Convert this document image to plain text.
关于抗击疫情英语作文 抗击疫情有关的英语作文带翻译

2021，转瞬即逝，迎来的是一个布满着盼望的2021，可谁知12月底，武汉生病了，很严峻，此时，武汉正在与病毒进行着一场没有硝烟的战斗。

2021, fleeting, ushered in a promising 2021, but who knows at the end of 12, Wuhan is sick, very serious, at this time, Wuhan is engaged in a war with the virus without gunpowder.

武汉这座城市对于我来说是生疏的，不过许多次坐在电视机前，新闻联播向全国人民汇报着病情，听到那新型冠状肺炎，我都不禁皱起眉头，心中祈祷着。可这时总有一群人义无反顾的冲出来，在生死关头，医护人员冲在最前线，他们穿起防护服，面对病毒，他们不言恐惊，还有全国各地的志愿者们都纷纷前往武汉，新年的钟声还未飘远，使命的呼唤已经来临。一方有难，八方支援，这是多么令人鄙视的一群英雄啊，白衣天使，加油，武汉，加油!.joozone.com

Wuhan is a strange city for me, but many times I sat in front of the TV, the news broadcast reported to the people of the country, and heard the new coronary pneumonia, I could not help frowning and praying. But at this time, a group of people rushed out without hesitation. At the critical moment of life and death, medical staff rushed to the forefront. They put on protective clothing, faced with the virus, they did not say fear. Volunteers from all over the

_ _ _ _

§ What to work on: The expected output is every record, repeated exactly.

§ Output of the exercise:
Convert this document image to plain text.
关于抗击疫情英语作文 抗击疫情有关的英语作文带翻译

2021，转瞬即逝，迎来的是一个布满着盼望的2021，可谁知12月底，武汉生病了，很严峻，此时，武汉正在与病毒进行着一场没有硝烟的战斗。

2021, fleeting, ushered in a promising 2021, but who knows at the end of 12, Wuhan is sick, very serious, at this time, Wuhan is engaged in a war with the virus without gunpowder.

武汉这座城市对于我来说是生疏的，不过许多次坐在电视机前，新闻联播向全国人民汇报着病情，听到那新型冠状肺炎，我都不禁皱起眉头，心中祈祷着。可这时总有一群人义无反顾的冲出来，在生死关头，医护人员冲在最前线，他们穿起防护服，面对病毒，他们不言恐惊，还有全国各地的志愿者们都纷纷前往武汉，新年的钟声还未飘远，使命的呼唤已经来临。一方有难，八方支援，这是多么令人鄙视的一群英雄啊，白衣天使，加油，武汉，加油!.joozone.com

Wuhan is a strange city for me, but many times I sat in front of the TV, the news broadcast reported to the people of the country, and heard the new coronary pneumonia, I could not help frowning and praying. But at this time, a group of people rushed out without hesitation. At the critical moment of life and death, medical staff rushed to the forefront. They put on protective clothing, faced with the virus, they did not say fear. Volunteers from all over the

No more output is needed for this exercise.